— Begin DATASET EXCERPTS —

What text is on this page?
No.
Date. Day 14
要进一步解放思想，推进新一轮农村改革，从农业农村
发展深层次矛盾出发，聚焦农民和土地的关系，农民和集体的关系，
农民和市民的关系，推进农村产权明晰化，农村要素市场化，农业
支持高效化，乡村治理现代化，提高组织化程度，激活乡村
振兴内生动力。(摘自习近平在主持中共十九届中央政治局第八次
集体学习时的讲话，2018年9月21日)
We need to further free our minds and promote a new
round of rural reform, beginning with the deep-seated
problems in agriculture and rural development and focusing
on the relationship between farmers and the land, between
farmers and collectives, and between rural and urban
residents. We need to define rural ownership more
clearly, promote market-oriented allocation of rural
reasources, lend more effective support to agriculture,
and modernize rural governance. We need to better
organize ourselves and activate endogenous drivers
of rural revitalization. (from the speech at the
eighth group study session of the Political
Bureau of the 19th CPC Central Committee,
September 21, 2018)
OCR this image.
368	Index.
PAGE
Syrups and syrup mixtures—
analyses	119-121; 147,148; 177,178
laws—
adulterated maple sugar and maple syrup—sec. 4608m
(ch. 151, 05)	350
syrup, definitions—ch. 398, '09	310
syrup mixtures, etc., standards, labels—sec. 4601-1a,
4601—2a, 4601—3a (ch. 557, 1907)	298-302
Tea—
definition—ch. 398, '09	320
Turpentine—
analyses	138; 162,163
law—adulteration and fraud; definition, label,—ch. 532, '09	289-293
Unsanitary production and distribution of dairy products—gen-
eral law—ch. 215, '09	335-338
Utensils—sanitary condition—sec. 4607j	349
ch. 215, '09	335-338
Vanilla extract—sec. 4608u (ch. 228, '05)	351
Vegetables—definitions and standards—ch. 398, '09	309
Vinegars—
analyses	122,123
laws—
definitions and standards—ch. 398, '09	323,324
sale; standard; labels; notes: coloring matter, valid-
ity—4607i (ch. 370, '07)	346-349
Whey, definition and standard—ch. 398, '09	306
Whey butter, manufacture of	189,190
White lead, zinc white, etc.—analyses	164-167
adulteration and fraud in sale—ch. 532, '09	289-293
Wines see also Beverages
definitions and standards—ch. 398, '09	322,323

— End DATASET EXCERPTS —

**AIM OF THE EXERCISE:** Pull every line containing the word "farmers" out of the entries above.

**ANSWER:**
on the relationship between farmers and the land, between
farmers and collectives, and between rural and urban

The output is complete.